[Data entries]
•••••

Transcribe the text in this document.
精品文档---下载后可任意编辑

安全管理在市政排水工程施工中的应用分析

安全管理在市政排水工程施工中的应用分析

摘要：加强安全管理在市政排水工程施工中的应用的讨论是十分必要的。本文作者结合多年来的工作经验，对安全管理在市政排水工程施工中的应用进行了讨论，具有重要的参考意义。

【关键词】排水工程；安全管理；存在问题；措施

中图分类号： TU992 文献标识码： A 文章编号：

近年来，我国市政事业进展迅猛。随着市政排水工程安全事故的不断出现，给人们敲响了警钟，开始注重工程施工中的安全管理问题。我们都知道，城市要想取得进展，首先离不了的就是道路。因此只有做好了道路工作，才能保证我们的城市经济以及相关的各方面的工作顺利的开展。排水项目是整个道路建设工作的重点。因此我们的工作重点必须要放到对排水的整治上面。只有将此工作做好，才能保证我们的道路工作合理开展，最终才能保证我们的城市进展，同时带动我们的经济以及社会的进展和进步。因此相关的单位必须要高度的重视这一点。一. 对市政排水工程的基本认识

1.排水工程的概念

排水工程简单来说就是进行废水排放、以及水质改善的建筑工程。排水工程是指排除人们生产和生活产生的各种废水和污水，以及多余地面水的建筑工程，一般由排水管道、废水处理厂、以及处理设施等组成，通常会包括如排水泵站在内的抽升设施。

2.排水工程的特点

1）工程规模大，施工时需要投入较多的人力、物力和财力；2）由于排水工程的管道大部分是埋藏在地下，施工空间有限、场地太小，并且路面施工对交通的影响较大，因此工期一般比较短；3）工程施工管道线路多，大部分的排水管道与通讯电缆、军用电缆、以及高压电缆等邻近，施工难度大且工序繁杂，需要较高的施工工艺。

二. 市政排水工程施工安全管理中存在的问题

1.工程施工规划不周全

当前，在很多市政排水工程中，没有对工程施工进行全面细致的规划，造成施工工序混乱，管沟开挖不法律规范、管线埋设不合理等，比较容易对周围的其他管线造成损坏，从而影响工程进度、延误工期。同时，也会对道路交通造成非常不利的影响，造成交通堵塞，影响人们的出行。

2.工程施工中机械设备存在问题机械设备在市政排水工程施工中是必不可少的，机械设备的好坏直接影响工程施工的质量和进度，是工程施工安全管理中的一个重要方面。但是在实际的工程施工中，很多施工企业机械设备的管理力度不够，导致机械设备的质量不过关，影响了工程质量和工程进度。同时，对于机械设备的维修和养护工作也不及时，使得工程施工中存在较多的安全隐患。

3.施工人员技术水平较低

•••••

- TASK TO CARRY OUT: Copy every line of the material, please, keeping it exactly the same.

- EXERCISE RESPONSE:
Transcribe the text in this document.
精品文档---下载后可任意编辑

安全管理在市政排水工程施工中的应用分析

安全管理在市政排水工程施工中的应用分析

摘要：加强安全管理在市政排水工程施工中的应用的讨论是十分必要的。本文作者结合多年来的工作经验，对安全管理在市政排水工程施工中的应用进行了讨论，具有重要的参考意义。

【关键词】排水工程；安全管理；存在问题；措施

中图分类号： TU992 文献标识码： A 文章编号：

近年来，我国市政事业进展迅猛。随着市政排水工程安全事故的不断出现，给人们敲响了警钟，开始注重工程施工中的安全管理问题。我们都知道，城市要想取得进展，首先离不了的就是道路。因此只有做好了道路工作，才能保证我们的城市经济以及相关的各方面的工作顺利的开展。排水项目是整个道路建设工作的重点。因此我们的工作重点必须要放到对排水的整治上面。只有将此工作做好，才能保证我们的道路工作合理开展，最终才能保证我们的城市进展，同时带动我们的经济以及社会的进展和进步。因此相关的单位必须要高度的重视这一点。一. 对市政排水工程的基本认识

1.排水工程的概念

排水工程简单来说就是进行废水排放、以及水质改善的建筑工程。排水工程是指排除人们生产和生活产生的各种废水和污水，以及多余地面水的建筑工程，一般由排水管道、废水处理厂、以及处理设施等组成，通常会包括如排水泵站在内的抽升设施。

2.排水工程的特点

1）工程规模大，施工时需要投入较多的人力、物力和财力；2）由于排水工程的管道大部分是埋藏在地下，施工空间有限、场地太小，并且路面施工对交通的影响较大，因此工期一般比较短；3）工程施工管道线路多，大部分的排水管道与通讯电缆、军用电缆、以及高压电缆等邻近，施工难度大且工序繁杂，需要较高的施工工艺。

二. 市政排水工程施工安全管理中存在的问题

1.工程施工规划不周全

当前，在很多市政排水工程中，没有对工程施工进行全面细致的规划，造成施工工序混乱，管沟开挖不法律规范、管线埋设不合理等，比较容易对周围的其他管线造成损坏，从而影响工程进度、延误工期。同时，也会对道路交通造成非常不利的影响，造成交通堵塞，影响人们的出行。

2.工程施工中机械设备存在问题机械设备在市政排水工程施工中是必不可少的，机械设备的好坏直接影响工程施工的质量和进度，是工程施工安全管理中的一个重要方面。但是在实际的工程施工中，很多施工企业机械设备的管理力度不够，导致机械设备的质量不过关，影响了工程质量和工程进度。同时，对于机械设备的维修和养护工作也不及时，使得工程施工中存在较多的安全隐患。

3.施工人员技术水平较低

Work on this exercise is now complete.